__WHAT THIS TASK INVOLVES__.
Leaving out the pictures, retype all the material exactly.

Dataset items
------
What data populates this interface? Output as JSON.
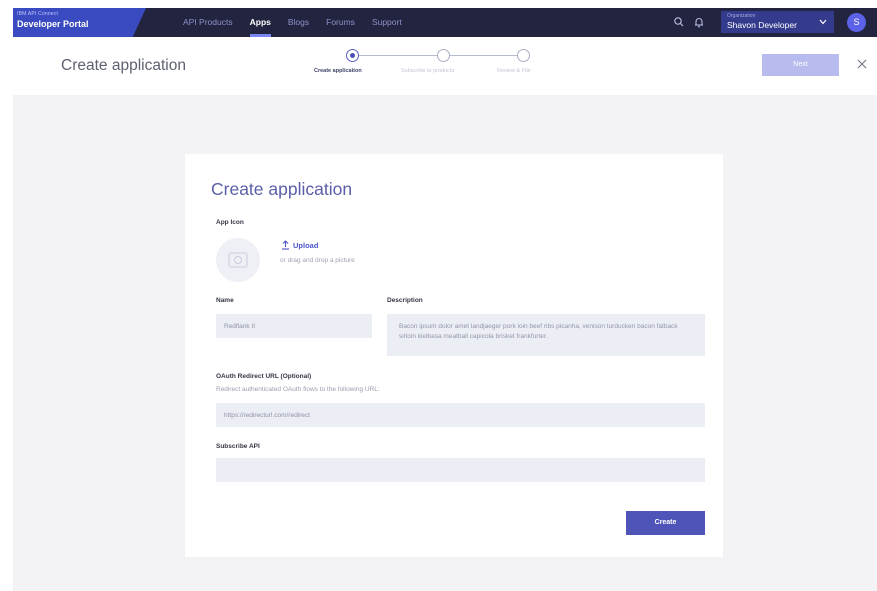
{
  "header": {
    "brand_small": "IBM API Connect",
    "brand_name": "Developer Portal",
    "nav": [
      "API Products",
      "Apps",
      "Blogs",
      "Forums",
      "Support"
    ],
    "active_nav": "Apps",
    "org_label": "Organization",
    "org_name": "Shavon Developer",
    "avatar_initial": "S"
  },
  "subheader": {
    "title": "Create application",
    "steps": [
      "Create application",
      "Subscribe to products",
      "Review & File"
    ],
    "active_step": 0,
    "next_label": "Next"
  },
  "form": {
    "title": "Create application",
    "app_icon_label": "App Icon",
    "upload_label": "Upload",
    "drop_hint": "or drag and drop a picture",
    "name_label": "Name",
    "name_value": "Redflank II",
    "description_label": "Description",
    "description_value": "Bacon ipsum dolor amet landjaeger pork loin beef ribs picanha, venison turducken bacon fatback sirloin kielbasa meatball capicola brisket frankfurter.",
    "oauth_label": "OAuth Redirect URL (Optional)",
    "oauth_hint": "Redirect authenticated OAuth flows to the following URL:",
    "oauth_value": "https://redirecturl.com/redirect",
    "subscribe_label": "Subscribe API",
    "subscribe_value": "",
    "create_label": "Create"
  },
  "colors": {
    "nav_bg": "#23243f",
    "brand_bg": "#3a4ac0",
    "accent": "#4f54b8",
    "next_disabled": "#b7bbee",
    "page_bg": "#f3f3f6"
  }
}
------
__EXERCISE RESULT__.
What data populates this interface? Output as JSON.
{
  "header": {
    "brand_small": "IBM API Connect",
    "brand_name": "Developer Portal",
    "nav": [
      "API Products",
      "Apps",
      "Blogs",
      "Forums",
      "Support"
    ],
    "active_nav": "Apps",
    "org_label": "Organization",
    "org_name": "Shavon Developer",
    "avatar_initial": "S"
  },
  "subheader": {
    "title": "Create application",
    "steps": [
      "Create application",
      "Subscribe to products",
      "Review & File"
    ],
    "active_step": 0,
    "next_label": "Next"
  },
  "form": {
    "title": "Create application",
    "app_icon_label": "App Icon",
    "upload_label": "Upload",
    "drop_hint": "or drag and drop a picture",
    "name_label": "Name",
    "name_value": "Redflank II",
    "description_label": "Description",
    "description_value": "Bacon ipsum dolor amet landjaeger pork loin beef ribs picanha, venison turducken bacon fatback sirloin kielbasa meatball capicola brisket frankfurter.",
    "oauth_label": "OAuth Redirect URL (Optional)",
    "oauth_hint": "Redirect authenticated OAuth flows to the following URL:",
    "oauth_value": "https://redirecturl.com/redirect",
    "subscribe_label": "Subscribe API",
    "subscribe_value": "",
    "create_label": "Create"
  },
  "colors": {
    "nav_bg": "#23243f",
    "brand_bg": "#3a4ac0",
    "accent": "#4f54b8",
    "next_disabled": "#b7bbee",
    "page_bg": "#f3f3f6"
  }
}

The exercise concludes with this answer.